==== Input material ====
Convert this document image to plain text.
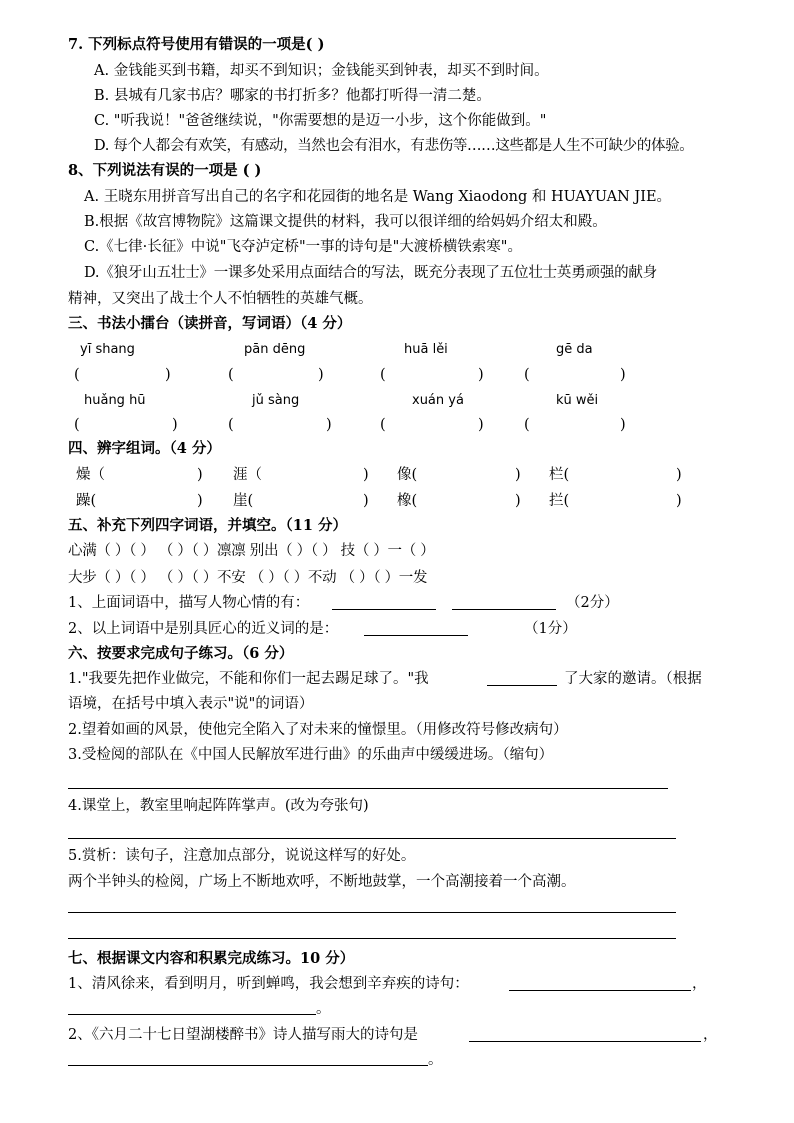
7. 下列标点符号使用有错误的一项是( )
A. 金钱能买到书籍，却买不到知识；金钱能买到钟表，却买不到时间。
B. 县城有几家书店？哪家的书打折多？他都打听得一清二楚。
C. "听我说！"爸爸继续说，"你需要想的是迈一小步，这个你能做到。"
D. 每个人都会有欢笑，有感动，当然也会有泪水，有悲伤等……这些都是人生不可缺少的体验。
8、下列说法有误的一项是 ( )
A. 王晓东用拼音写出自己的名字和花园街的地名是 Wang Xiaodong 和 HUAYUAN JIE。
B.根据《故宫博物院》这篇课文提供的材料，我可以很详细的给妈妈介绍太和殿。
C.《七律·长征》中说"飞夺泸定桥"一事的诗句是"大渡桥横铁索寒"。
D.《狼牙山五壮士》一课多处采用点面结合的写法，既充分表现了五位壮士英勇顽强的献身
精神，又突出了战士个人不怕牺牲的英雄气概。
三、书法小擂台（读拼音，写词语）（4 分）
yī shang	pān dēng	huā lěi	gē da
(	)	(	)	(	)	(	)
huǎng hū	jǔ sàng	xuán yá	kū wěi
(	)	(	)	(	)	(	)
四、辨字组词。（4 分）
燥（	) 涯（	) 像(	) 栏(	)
躁(	) 崖(	) 橡(	) 拦(	)
五、补充下列四字词语，并填空。（11 分）
心满（ ）（ ） （ ）（ ）凛凛 别出（ ）（ ） 技（ ）一（ ）
大步（ ）（ ） （ ）（ ）不安 （ ）（ ）不动 （ ）（ ）一发
1、上面词语中，描写人物心情的有：	（2分）
2、以上词语中是别具匠心的近义词的是：	（1分）
六、按要求完成句子练习。（6 分）
1."我要先把作业做完，不能和你们一起去踢足球了。"我	了大家的邀请。（根据
语境，在括号中填入表示"说"的词语）
2.望着如画的风景，使他完全陷入了对未来的憧憬里。（用修改符号修改病句）
3.受检阅的部队在《中国人民解放军进行曲》的乐曲声中缓缓进场。（缩句）
4.课堂上，教室里响起阵阵掌声。(改为夸张句)
5.赏析：读句子，注意加点部分，说说这样写的好处。
两个半钟头的检阅，广场上不断地欢呼，不断地鼓掌，一个高潮接着一个高潮。
七、根据课文内容和积累完成练习。10 分）
1、清风徐来，看到明月，听到蝉鸣，我会想到辛弃疾的诗句：	，
。
2、《六月二十七日望湖楼醉书》诗人描写雨大的诗句是	，
。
====
Work to do ->
Print all the records again exactly; do not include any picture.

Written response ->
Convert this document image to plain text.
7. 下列标点符号使用有错误的一项是( )
A. 金钱能买到书籍，却买不到知识；金钱能买到钟表，却买不到时间。
B. 县城有几家书店？哪家的书打折多？他都打听得一清二楚。
C. "听我说！"爸爸继续说，"你需要想的是迈一小步，这个你能做到。"
D. 每个人都会有欢笑，有感动，当然也会有泪水，有悲伤等……这些都是人生不可缺少的体验。
8、下列说法有误的一项是 ( )
A. 王晓东用拼音写出自己的名字和花园街的地名是 Wang Xiaodong 和 HUAYUAN JIE。
B.根据《故宫博物院》这篇课文提供的材料，我可以很详细的给妈妈介绍太和殿。
C.《七律·长征》中说"飞夺泸定桥"一事的诗句是"大渡桥横铁索寒"。
D.《狼牙山五壮士》一课多处采用点面结合的写法，既充分表现了五位壮士英勇顽强的献身
精神，又突出了战士个人不怕牺牲的英雄气概。
三、书法小擂台（读拼音，写词语）（4 分）
yī shang	pān dēng	huā lěi	gē da
(	)	(	)	(	)	(	)
huǎng hū	jǔ sàng	xuán yá	kū wěi
(	)	(	)	(	)	(	)
四、辨字组词。（4 分）
燥（	) 涯（	) 像(	) 栏(	)
躁(	) 崖(	) 橡(	) 拦(	)
五、补充下列四字词语，并填空。（11 分）
心满（ ）（ ） （ ）（ ）凛凛 别出（ ）（ ） 技（ ）一（ ）
大步（ ）（ ） （ ）（ ）不安 （ ）（ ）不动 （ ）（ ）一发
1、上面词语中，描写人物心情的有：	（2分）
2、以上词语中是别具匠心的近义词的是：	（1分）
六、按要求完成句子练习。（6 分）
1."我要先把作业做完，不能和你们一起去踢足球了。"我	了大家的邀请。（根据
语境，在括号中填入表示"说"的词语）
2.望着如画的风景，使他完全陷入了对未来的憧憬里。（用修改符号修改病句）
3.受检阅的部队在《中国人民解放军进行曲》的乐曲声中缓缓进场。（缩句）
4.课堂上，教室里响起阵阵掌声。(改为夸张句)
5.赏析：读句子，注意加点部分，说说这样写的好处。
两个半钟头的检阅，广场上不断地欢呼，不断地鼓掌，一个高潮接着一个高潮。
七、根据课文内容和积累完成练习。10 分）
1、清风徐来，看到明月，听到蝉鸣，我会想到辛弃疾的诗句：	，
。
2、《六月二十七日望湖楼醉书》诗人描写雨大的诗句是	，
。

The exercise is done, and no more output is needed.